START Input material

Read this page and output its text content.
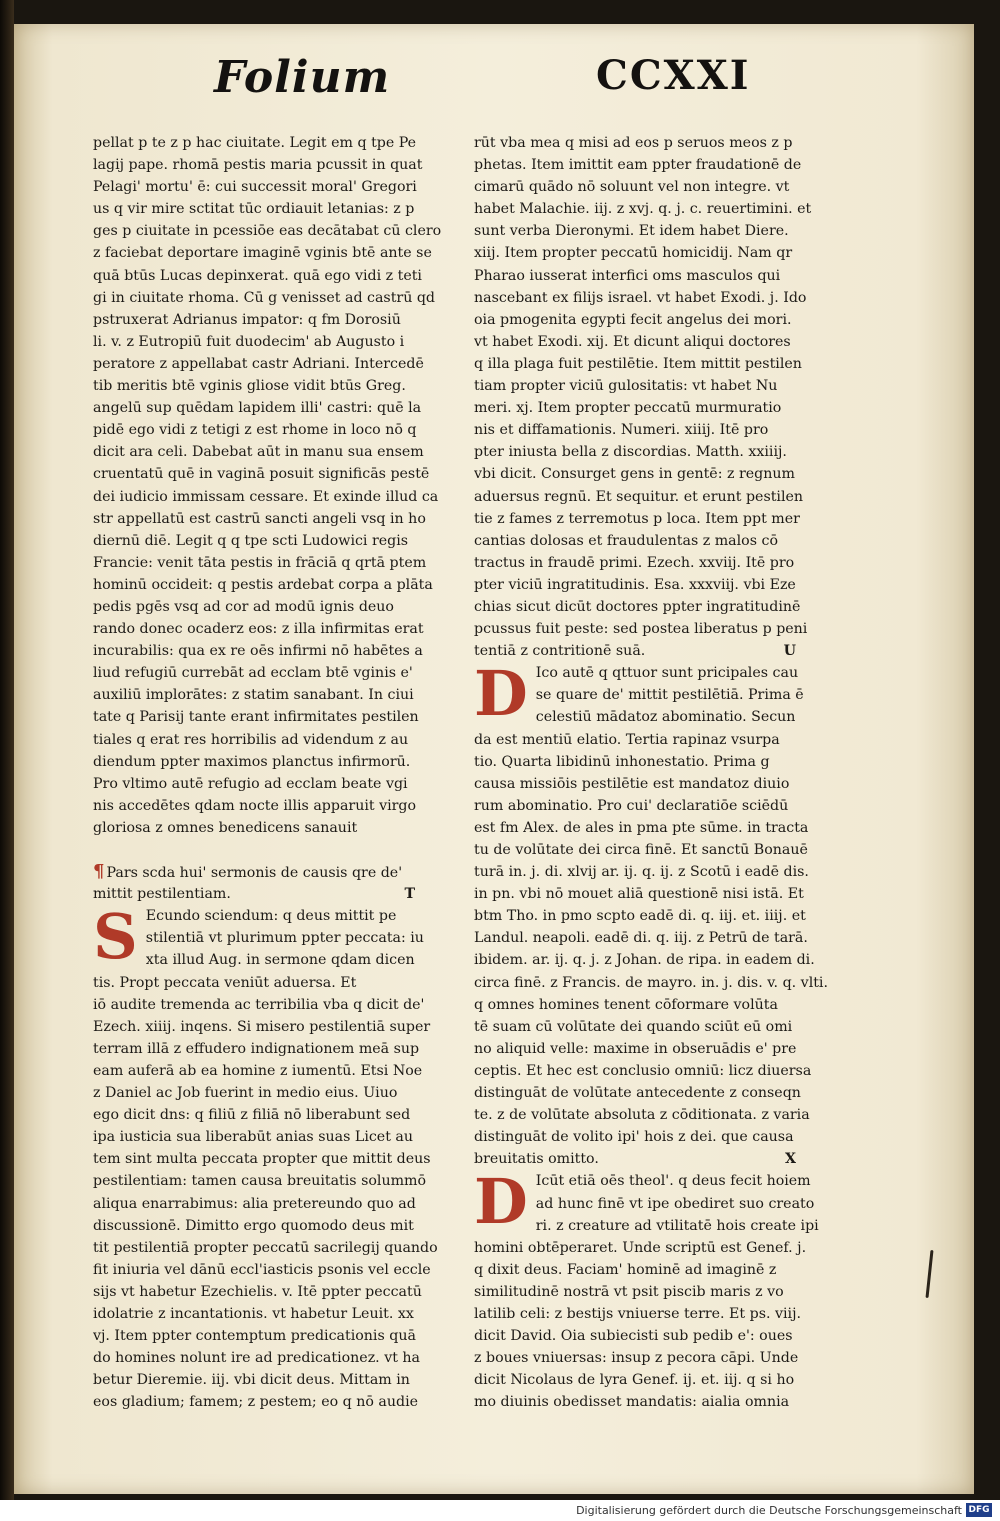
Folium	CCXXI
pellat p te z p hac ciuitate. Legit em q tpe Pe
lagij pape. rhomā pestis maria pcussit in quat
Pelagi' mortu' ē: cui successit moral' Gregori
us q vir mire sctitat tūc ordiauit letanias: z p
ges p ciuitate in pcessiōe eas decātabat cū clero
z faciebat deportare imaginē vginis btē ante se
quā btūs Lucas depinxerat. quā ego vidi z teti
gi in ciuitate rhoma. Cū g venisset ad castrū qd
pstruxerat Adrianus impator: q fm Dorosiū
li. v. z Eutropiū fuit duodecim' ab Augusto i
peratore z appellabat castr Adriani. Intercedē
tib meritis btē vginis gliose vidit btūs Greg.
angelū sup quēdam lapidem illi' castri: quē la
pidē ego vidi z tetigi z est rhome in loco nō q
dicit ara celi. Dabebat aūt in manu sua ensem
cruentatū quē in vaginā posuit significās pestē
dei iudicio immissam cessare. Et exinde illud ca
str appellatū est castrū sancti angeli vsq in ho
diernū diē. Legit q q tpe scti Ludowici regis
Francie: venit tāta pestis in frāciā q qrtā ptem
hominū occideit: q pestis ardebat corpa a plāta
pedis pgēs vsq ad cor ad modū ignis deuo
rando donec ocaderz eos: z illa infirmitas erat
incurabilis: qua ex re oēs infirmi nō habētes a
liud refugiū currebāt ad ecclam btē vginis e'
auxiliū implorātes: z statim sanabant. In ciui
tate q Parisij tante erant infirmitates pestilen
tiales q erat res horribilis ad videndum z au
diendum ppter maximos planctus infirmorū.
Pro vltimo autē refugio ad ecclam beate vgi
nis accedētes qdam nocte illis apparuit virgo
gloriosa z omnes benedicens sanauit
¶ Pars scda hui' sermonis de causis qre de'
mittit pestilentiam.	T
S Ecundo sciendum: q deus mittit pe
stilentiā vt plurimum ppter peccata: iu
xta illud Aug. in sermone qdam dicen
tis. Propt peccata veniūt aduersa. Et
iō audite tremenda ac terribilia vba q dicit de'
Ezech. xiiij. inqens. Si misero pestilentiā super
terram illā z effudero indignationem meā sup
eam auferā ab ea homine z iumentū. Etsi Noe
z Daniel ac Job fuerint in medio eius. Uiuo
ego dicit dns: q filiū z filiā nō liberabunt sed
ipa iusticia sua liberabūt anias suas Licet au
tem sint multa peccata propter que mittit deus
pestilentiam: tamen causa breuitatis solummō
aliqua enarrabimus: alia pretereundo quo ad
discussionē. Dimitto ergo quomodo deus mit
tit pestilentiā propter peccatū sacrilegij quando
fit iniuria vel dānū eccl'iasticis psonis vel eccle
sijs vt habetur Ezechielis. v. Itē ppter peccatū
idolatrie z incantationis. vt habetur Leuit. xx
vj. Item ppter contemptum predicationis quā
do homines nolunt ire ad predicationez. vt ha
betur Dieremie. iij. vbi dicit deus. Mittam in
eos gladium; famem; z pestem; eo q nō audie
rūt vba mea q misi ad eos p seruos meos z p
phetas. Item imittit eam ppter fraudationē de
cimarū quādo nō soluunt vel non integre. vt
habet Malachie. iij. z xvj. q. j. c. reuertimini. et
sunt verba Dieronymi. Et idem habet Diere.
xiij. Item propter peccatū homicidij. Nam qr
Pharao iusserat interfici oms masculos qui
nascebant ex filijs israel. vt habet Exodi. j. Ido
oia pmogenita egypti fecit angelus dei mori.
vt habet Exodi. xij. Et dicunt aliqui doctores
q illa plaga fuit pestilētie. Item mittit pestilen
tiam propter viciū gulositatis: vt habet Nu
meri. xj. Item propter peccatū murmuratio
nis et diffamationis. Numeri. xiiij. Itē pro
pter iniusta bella z discordias. Matth. xxiiij.
vbi dicit. Consurget gens in gentē: z regnum
aduersus regnū. Et sequitur. et erunt pestilen
tie z fames z terremotus p loca. Item ppt mer
cantias dolosas et fraudulentas z malos cō
tractus in fraudē primi. Ezech. xxviij. Itē pro
pter viciū ingratitudinis. Esa. xxxviij. vbi Eze
chias sicut dicūt doctores ppter ingratitudinē
pcussus fuit peste: sed postea liberatus p peni
tentiā z contritionē suā.	U
D Ico autē q qttuor sunt pricipales cau
se quare de' mittit pestilētiā. Prima ē
celestiū mādatoz abominatio. Secun
da est mentiū elatio. Tertia rapinaz vsurpa
tio. Quarta libidinū inhonestatio. Prima g
causa missiōis pestilētie est mandatoz diuio
rum abominatio. Pro cui' declaratiōe sciēdū
est fm Alex. de ales in pma pte sūme. in tracta
tu de volūtate dei circa finē. Et sanctū Bonauē
turā in. j. di. xlvij ar. ij. q. ij. z Scotū i eadē dis.
in pn. vbi nō mouet aliā questionē nisi istā. Et
btm Tho. in pmo scpto eadē di. q. iij. et. iiij. et
Landul. neapoli. eadē di. q. iij. z Petrū de tarā.
ibidem. ar. ij. q. j. z Johan. de ripa. in eadem di.
circa finē. z Francis. de mayro. in. j. dis. v. q. vlti.
q omnes homines tenent cōformare volūta
tē suam cū volūtate dei quando sciūt eū omi
no aliquid velle: maxime in obseruādis e' pre
ceptis. Et hec est conclusio omniū: licz diuersa
distinguāt de volūtate antecedente z conseqn
te. z de volūtate absoluta z cōditionata. z varia
distinguāt de volito ipi' hois z dei. que causa
breuitatis omitto.	X
D Icūt etiā oēs theol'. q deus fecit hoiem
ad hunc finē vt ipe obediret suo creato
ri. z creature ad vtilitatē hois create ipi
homini obtēperaret. Unde scriptū est Genef. j.
q dixit deus. Faciam' hominē ad imaginē z
similitudinē nostrā vt psit piscib maris z vo
latilib celi: z bestijs vniuerse terre. Et ps. viij.
dicit David. Oia subiecisti sub pedib e': oues
z boues vniuersas: insup z pecora cāpi. Unde
dicit Nicolaus de lyra Genef. ij. et. iij. q si ho
mo diuinis obedisset mandatis: aialia omnia
Digitalisierung gefördert durch die Deutsche Forschungsgemeinschaft DFG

END Input material

• [Task statement] Above are records with pictures; repeat the records exactly and leave the pictures out.

• [Output for this exercise]
Read this page and output its text content.
Folium	CCXXI
pellat p te z p hac ciuitate. Legit em q tpe Pe
lagij pape. rhomā pestis maria pcussit in quat
Pelagi' mortu' ē: cui successit moral' Gregori
us q vir mire sctitat tūc ordiauit letanias: z p
ges p ciuitate in pcessiōe eas decātabat cū clero
z faciebat deportare imaginē vginis btē ante se
quā btūs Lucas depinxerat. quā ego vidi z teti
gi in ciuitate rhoma. Cū g venisset ad castrū qd
pstruxerat Adrianus impator: q fm Dorosiū
li. v. z Eutropiū fuit duodecim' ab Augusto i
peratore z appellabat castr Adriani. Intercedē
tib meritis btē vginis gliose vidit btūs Greg.
angelū sup quēdam lapidem illi' castri: quē la
pidē ego vidi z tetigi z est rhome in loco nō q
dicit ara celi. Dabebat aūt in manu sua ensem
cruentatū quē in vaginā posuit significās pestē
dei iudicio immissam cessare. Et exinde illud ca
str appellatū est castrū sancti angeli vsq in ho
diernū diē. Legit q q tpe scti Ludowici regis
Francie: venit tāta pestis in frāciā q qrtā ptem
hominū occideit: q pestis ardebat corpa a plāta
pedis pgēs vsq ad cor ad modū ignis deuo
rando donec ocaderz eos: z illa infirmitas erat
incurabilis: qua ex re oēs infirmi nō habētes a
liud refugiū currebāt ad ecclam btē vginis e'
auxiliū implorātes: z statim sanabant. In ciui
tate q Parisij tante erant infirmitates pestilen
tiales q erat res horribilis ad videndum z au
diendum ppter maximos planctus infirmorū.
Pro vltimo autē refugio ad ecclam beate vgi
nis accedētes qdam nocte illis apparuit virgo
gloriosa z omnes benedicens sanauit
¶ Pars scda hui' sermonis de causis qre de'
mittit pestilentiam.	T
S Ecundo sciendum: q deus mittit pe
stilentiā vt plurimum ppter peccata: iu
xta illud Aug. in sermone qdam dicen
tis. Propt peccata veniūt aduersa. Et
iō audite tremenda ac terribilia vba q dicit de'
Ezech. xiiij. inqens. Si misero pestilentiā super
terram illā z effudero indignationem meā sup
eam auferā ab ea homine z iumentū. Etsi Noe
z Daniel ac Job fuerint in medio eius. Uiuo
ego dicit dns: q filiū z filiā nō liberabunt sed
ipa iusticia sua liberabūt anias suas Licet au
tem sint multa peccata propter que mittit deus
pestilentiam: tamen causa breuitatis solummō
aliqua enarrabimus: alia pretereundo quo ad
discussionē. Dimitto ergo quomodo deus mit
tit pestilentiā propter peccatū sacrilegij quando
fit iniuria vel dānū eccl'iasticis psonis vel eccle
sijs vt habetur Ezechielis. v. Itē ppter peccatū
idolatrie z incantationis. vt habetur Leuit. xx
vj. Item ppter contemptum predicationis quā
do homines nolunt ire ad predicationez. vt ha
betur Dieremie. iij. vbi dicit deus. Mittam in
eos gladium; famem; z pestem; eo q nō audie
rūt vba mea q misi ad eos p seruos meos z p
phetas. Item imittit eam ppter fraudationē de
cimarū quādo nō soluunt vel non integre. vt
habet Malachie. iij. z xvj. q. j. c. reuertimini. et
sunt verba Dieronymi. Et idem habet Diere.
xiij. Item propter peccatū homicidij. Nam qr
Pharao iusserat interfici oms masculos qui
nascebant ex filijs israel. vt habet Exodi. j. Ido
oia pmogenita egypti fecit angelus dei mori.
vt habet Exodi. xij. Et dicunt aliqui doctores
q illa plaga fuit pestilētie. Item mittit pestilen
tiam propter viciū gulositatis: vt habet Nu
meri. xj. Item propter peccatū murmuratio
nis et diffamationis. Numeri. xiiij. Itē pro
pter iniusta bella z discordias. Matth. xxiiij.
vbi dicit. Consurget gens in gentē: z regnum
aduersus regnū. Et sequitur. et erunt pestilen
tie z fames z terremotus p loca. Item ppt mer
cantias dolosas et fraudulentas z malos cō
tractus in fraudē primi. Ezech. xxviij. Itē pro
pter viciū ingratitudinis. Esa. xxxviij. vbi Eze
chias sicut dicūt doctores ppter ingratitudinē
pcussus fuit peste: sed postea liberatus p peni
tentiā z contritionē suā.	U
D Ico autē q qttuor sunt pricipales cau
se quare de' mittit pestilētiā. Prima ē
celestiū mādatoz abominatio. Secun
da est mentiū elatio. Tertia rapinaz vsurpa
tio. Quarta libidinū inhonestatio. Prima g
causa missiōis pestilētie est mandatoz diuio
rum abominatio. Pro cui' declaratiōe sciēdū
est fm Alex. de ales in pma pte sūme. in tracta
tu de volūtate dei circa finē. Et sanctū Bonauē
turā in. j. di. xlvij ar. ij. q. ij. z Scotū i eadē dis.
in pn. vbi nō mouet aliā questionē nisi istā. Et
btm Tho. in pmo scpto eadē di. q. iij. et. iiij. et
Landul. neapoli. eadē di. q. iij. z Petrū de tarā.
ibidem. ar. ij. q. j. z Johan. de ripa. in eadem di.
circa finē. z Francis. de mayro. in. j. dis. v. q. vlti.
q omnes homines tenent cōformare volūta
tē suam cū volūtate dei quando sciūt eū omi
no aliquid velle: maxime in obseruādis e' pre
ceptis. Et hec est conclusio omniū: licz diuersa
distinguāt de volūtate antecedente z conseqn
te. z de volūtate absoluta z cōditionata. z varia
distinguāt de volito ipi' hois z dei. que causa
breuitatis omitto.	X
D Icūt etiā oēs theol'. q deus fecit hoiem
ad hunc finē vt ipe obediret suo creato
ri. z creature ad vtilitatē hois create ipi
homini obtēperaret. Unde scriptū est Genef. j.
q dixit deus. Faciam' hominē ad imaginē z
similitudinē nostrā vt psit piscib maris z vo
latilib celi: z bestijs vniuerse terre. Et ps. viij.
dicit David. Oia subiecisti sub pedib e': oues
z boues vniuersas: insup z pecora cāpi. Unde
dicit Nicolaus de lyra Genef. ij. et. iij. q si ho
mo diuinis obedisset mandatis: aialia omnia
Digitalisierung gefördert durch die Deutsche Forschungsgemeinschaft DFG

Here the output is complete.